Top of SELECTED EXCERPT
Utricularia foveolata

Scientific classification
- Kingdom: Plantae
- Clade: Tracheophytes
- Clade: Angiosperms
- Clade: Eudicots
- Clade: Asterids
- Order: Lamiales
- Family: Lentibulariaceae
- Genus: Utricularia
- Subgenus: Utricularia subg. Bivalvaria
- Section: Utricularia sect. Oligocista
- Species: U. foveolata
- Binomial name: Utricularia foveolata Edgew.
- Synonyms: U. baoulensis A.Chev.; [U. perpusilla H.Perrier]; U. scandens Oliv.; [U. spiralis Hutch. & Dalziel]; U. tenerrima Merr.;

= Utricularia foveolata =

- Genus: Utricularia
- Species: foveolata
- Authority: Edgew.
- Synonyms: U. baoulensis A.Chev., [U. perpusilla H.Perrier], U. scandens Oliv., [U. spiralis Hutch. & Dalziel], U. tenerrima Merr.
Bottom of SELECTED EXCERPT
## TASKS AND EXERCISES
• 1. Answer these questions about the Utricularia foveolata entry:
(a) Which family is the plant placed in?
(b) Which section is it listed under?
(c) Who is given as the authority for the name?
• 2. Extend the Utricularia foveolata entry past its list of synonyms.
The lines after this text come from a different source.
Top of SUPPLIED RECORDS
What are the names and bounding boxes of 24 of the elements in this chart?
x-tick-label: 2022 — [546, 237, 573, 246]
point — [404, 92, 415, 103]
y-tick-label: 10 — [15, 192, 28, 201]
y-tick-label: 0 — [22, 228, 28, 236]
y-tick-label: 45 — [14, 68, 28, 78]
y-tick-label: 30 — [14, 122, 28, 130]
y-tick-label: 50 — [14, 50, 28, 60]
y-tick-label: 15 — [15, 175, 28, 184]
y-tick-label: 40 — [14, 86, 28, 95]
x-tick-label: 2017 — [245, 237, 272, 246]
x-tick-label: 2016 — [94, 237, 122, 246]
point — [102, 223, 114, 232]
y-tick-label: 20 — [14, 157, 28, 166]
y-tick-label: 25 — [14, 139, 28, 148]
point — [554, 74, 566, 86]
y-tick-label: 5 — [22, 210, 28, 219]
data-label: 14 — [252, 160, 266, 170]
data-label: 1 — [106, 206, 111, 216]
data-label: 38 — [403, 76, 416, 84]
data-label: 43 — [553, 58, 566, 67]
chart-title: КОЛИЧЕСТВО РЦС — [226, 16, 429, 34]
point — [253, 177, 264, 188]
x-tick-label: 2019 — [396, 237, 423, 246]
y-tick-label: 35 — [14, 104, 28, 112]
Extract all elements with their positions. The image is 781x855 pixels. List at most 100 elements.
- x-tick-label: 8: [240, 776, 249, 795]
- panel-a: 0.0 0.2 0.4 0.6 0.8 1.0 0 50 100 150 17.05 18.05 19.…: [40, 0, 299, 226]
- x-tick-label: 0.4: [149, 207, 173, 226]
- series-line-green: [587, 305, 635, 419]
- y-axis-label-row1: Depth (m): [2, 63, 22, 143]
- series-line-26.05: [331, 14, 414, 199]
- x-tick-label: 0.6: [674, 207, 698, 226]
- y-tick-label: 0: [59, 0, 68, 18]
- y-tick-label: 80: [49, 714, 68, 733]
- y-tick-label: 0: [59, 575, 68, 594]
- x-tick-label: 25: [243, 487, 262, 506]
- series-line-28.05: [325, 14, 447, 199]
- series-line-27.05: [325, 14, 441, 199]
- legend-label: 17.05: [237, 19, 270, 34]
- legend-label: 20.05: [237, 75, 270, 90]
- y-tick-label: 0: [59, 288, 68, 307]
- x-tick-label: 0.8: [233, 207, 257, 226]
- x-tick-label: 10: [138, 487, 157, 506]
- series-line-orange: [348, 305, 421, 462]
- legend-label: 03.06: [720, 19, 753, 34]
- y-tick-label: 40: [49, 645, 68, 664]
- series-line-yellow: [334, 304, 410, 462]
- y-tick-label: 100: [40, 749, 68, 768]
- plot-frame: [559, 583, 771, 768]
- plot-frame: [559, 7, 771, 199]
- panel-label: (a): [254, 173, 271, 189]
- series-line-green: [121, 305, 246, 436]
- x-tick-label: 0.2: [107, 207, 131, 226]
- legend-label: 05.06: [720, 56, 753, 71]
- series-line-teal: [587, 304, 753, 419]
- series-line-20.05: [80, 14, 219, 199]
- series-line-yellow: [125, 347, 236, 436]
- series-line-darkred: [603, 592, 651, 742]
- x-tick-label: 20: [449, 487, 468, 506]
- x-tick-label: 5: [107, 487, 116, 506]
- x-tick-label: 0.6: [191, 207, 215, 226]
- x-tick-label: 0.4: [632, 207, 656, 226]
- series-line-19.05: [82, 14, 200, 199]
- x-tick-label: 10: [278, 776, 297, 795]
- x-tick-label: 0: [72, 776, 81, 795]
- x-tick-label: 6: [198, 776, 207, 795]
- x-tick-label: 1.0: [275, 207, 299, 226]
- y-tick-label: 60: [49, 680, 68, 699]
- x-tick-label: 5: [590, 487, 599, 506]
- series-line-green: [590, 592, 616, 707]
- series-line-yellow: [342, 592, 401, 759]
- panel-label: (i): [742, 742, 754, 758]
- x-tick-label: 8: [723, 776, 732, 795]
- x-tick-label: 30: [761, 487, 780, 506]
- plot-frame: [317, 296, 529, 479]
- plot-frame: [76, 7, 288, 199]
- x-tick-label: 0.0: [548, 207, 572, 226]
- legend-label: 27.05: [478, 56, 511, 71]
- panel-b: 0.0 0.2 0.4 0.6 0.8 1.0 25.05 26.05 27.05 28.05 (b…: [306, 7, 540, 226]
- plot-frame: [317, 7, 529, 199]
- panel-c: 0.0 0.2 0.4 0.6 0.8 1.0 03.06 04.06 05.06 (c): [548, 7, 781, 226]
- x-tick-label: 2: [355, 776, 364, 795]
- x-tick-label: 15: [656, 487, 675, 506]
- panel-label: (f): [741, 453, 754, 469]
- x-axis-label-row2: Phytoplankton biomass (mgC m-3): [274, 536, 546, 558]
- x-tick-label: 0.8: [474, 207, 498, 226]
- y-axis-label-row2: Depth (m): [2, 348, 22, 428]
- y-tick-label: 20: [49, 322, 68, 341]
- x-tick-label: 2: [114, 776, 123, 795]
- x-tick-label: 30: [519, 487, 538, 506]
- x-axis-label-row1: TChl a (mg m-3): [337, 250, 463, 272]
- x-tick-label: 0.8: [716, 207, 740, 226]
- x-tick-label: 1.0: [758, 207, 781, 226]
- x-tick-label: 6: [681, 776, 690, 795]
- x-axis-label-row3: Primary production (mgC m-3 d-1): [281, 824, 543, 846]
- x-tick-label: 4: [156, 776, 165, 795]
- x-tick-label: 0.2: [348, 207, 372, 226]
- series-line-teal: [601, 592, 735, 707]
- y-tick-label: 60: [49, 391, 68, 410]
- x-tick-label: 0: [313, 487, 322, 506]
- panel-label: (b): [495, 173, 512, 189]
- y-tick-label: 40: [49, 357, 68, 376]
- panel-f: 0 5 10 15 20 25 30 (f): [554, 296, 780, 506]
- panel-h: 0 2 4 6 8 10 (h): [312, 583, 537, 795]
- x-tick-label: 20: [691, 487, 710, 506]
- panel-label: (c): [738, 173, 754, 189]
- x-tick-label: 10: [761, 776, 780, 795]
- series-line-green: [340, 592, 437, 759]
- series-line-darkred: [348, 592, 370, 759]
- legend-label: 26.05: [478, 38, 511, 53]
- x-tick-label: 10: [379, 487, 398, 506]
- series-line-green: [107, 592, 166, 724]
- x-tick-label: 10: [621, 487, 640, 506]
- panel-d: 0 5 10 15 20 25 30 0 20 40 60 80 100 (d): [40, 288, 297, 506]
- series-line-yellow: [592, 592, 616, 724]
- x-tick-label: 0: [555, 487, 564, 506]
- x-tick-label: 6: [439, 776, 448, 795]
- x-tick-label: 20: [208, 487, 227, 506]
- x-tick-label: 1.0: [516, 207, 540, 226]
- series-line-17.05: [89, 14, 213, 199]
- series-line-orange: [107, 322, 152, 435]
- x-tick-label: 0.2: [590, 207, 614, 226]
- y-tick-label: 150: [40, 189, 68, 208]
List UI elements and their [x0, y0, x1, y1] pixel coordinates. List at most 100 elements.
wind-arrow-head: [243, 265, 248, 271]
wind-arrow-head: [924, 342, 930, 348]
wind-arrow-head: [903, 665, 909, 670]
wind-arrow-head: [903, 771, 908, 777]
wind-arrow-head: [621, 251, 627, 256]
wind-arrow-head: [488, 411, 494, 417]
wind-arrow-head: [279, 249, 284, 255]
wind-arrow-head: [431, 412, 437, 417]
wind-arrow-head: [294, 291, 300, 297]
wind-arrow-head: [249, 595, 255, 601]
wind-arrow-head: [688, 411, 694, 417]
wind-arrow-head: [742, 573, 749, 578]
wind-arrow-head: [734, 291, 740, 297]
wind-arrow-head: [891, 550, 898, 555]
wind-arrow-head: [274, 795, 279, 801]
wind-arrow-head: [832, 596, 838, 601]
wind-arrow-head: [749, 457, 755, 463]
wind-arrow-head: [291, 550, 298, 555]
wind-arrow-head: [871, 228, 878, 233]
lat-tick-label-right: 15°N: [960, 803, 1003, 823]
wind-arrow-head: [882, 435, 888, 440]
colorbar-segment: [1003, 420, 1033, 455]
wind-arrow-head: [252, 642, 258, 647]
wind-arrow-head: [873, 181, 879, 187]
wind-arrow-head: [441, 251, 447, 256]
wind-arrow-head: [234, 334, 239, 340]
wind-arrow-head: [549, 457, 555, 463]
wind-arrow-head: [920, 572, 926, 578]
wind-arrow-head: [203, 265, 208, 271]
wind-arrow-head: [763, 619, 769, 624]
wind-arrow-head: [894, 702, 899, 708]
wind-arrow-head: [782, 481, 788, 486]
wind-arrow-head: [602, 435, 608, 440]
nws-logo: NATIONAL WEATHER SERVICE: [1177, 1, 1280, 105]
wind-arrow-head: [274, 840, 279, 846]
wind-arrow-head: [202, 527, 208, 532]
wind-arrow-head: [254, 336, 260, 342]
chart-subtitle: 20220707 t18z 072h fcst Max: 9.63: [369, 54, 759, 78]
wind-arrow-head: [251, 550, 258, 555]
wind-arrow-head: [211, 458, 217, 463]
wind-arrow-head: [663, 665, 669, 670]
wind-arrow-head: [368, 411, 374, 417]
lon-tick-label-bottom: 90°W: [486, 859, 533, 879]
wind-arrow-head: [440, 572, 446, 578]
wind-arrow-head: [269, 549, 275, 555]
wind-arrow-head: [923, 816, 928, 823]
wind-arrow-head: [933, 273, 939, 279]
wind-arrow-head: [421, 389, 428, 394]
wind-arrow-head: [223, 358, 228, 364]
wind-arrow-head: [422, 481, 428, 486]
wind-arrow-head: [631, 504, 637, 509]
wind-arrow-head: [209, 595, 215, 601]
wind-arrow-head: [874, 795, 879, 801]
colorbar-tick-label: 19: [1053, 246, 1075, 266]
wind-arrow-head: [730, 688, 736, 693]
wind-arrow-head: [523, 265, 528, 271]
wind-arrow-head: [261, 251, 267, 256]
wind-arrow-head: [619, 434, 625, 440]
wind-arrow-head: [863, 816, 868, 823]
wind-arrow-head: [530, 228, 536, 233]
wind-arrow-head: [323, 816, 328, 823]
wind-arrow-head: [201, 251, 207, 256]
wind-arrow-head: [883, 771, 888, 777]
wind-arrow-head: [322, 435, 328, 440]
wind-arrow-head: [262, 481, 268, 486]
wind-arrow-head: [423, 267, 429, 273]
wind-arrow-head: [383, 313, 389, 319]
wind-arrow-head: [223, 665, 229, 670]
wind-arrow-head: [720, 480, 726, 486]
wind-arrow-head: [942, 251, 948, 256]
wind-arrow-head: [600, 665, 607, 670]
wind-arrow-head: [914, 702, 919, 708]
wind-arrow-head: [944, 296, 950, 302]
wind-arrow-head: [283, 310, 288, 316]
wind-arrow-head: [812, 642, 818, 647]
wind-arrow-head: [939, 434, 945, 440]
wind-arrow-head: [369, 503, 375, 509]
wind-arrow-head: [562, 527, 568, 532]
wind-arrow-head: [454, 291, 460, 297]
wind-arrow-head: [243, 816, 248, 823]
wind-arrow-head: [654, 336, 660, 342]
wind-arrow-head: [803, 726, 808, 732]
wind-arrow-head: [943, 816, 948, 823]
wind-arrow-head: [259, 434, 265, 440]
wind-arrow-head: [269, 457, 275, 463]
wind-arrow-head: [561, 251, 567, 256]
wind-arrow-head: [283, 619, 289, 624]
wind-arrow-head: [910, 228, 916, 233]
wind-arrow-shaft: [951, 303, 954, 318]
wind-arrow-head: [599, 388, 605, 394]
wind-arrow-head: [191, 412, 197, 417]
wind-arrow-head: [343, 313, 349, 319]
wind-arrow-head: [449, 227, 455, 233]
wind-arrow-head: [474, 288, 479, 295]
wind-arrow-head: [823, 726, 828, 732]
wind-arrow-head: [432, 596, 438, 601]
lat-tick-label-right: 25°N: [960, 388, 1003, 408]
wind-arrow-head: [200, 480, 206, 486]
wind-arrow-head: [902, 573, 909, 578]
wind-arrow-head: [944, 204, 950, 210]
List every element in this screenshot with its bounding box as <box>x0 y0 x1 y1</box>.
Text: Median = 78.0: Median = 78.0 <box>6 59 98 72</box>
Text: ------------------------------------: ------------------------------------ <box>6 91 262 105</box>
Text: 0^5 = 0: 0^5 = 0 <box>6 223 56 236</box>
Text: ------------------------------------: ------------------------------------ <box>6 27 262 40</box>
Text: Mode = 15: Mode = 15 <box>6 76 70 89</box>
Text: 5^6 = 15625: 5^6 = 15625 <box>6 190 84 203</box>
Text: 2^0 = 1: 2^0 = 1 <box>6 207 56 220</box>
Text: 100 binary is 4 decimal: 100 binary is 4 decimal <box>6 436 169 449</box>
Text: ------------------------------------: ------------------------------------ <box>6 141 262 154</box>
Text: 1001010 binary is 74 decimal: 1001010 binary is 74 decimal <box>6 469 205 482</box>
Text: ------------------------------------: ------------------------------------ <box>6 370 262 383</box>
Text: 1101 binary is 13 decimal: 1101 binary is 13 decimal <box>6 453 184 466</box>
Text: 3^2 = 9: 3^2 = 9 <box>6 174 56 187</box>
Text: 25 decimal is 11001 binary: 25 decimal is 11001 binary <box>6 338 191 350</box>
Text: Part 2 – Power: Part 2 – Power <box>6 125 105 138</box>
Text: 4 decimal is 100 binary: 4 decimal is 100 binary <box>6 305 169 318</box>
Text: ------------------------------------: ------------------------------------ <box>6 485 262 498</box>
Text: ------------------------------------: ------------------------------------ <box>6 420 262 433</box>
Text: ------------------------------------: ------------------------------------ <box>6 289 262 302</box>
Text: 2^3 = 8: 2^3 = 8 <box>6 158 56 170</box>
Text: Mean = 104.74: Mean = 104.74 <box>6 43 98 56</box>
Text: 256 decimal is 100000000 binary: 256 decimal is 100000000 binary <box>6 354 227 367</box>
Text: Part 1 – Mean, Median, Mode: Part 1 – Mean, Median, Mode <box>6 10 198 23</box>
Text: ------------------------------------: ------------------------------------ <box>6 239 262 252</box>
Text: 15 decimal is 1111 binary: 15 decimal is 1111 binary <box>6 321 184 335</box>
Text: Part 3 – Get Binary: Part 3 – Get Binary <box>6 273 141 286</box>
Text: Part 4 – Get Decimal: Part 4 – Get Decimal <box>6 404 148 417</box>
Bottom of SUPPLIED RECORDS
## RESPONSES IN ORDER
• 1.
(a) Lentibulariaceae
(b) Utricularia sect. Oligocista
(c) Edgew.

• 2.
Species of carnivorous plant

Utricularia foveolata is a small, probably annual, carnivorous plant that belongs to the genus Utricularia. It is native to the Old World tropics, where it can be found in Africa (Chad, Côte d'Ivoire, the Democratic Republic of the Congo, Ghana, Madagascar, Mali, Mozambique, Nigeria, Tanzania, Uganda, Zambia), Asia (China, India, the Philippines, Thailand), Australia, and on the eastern end of Java. U. foveolata grows as a terrestrial or subaquatic plant in wet soils or in shallow water, sometimes as a weed in rice fields in Asia. It was originally described and published by Michael Pakenham Edgeworth in 1847.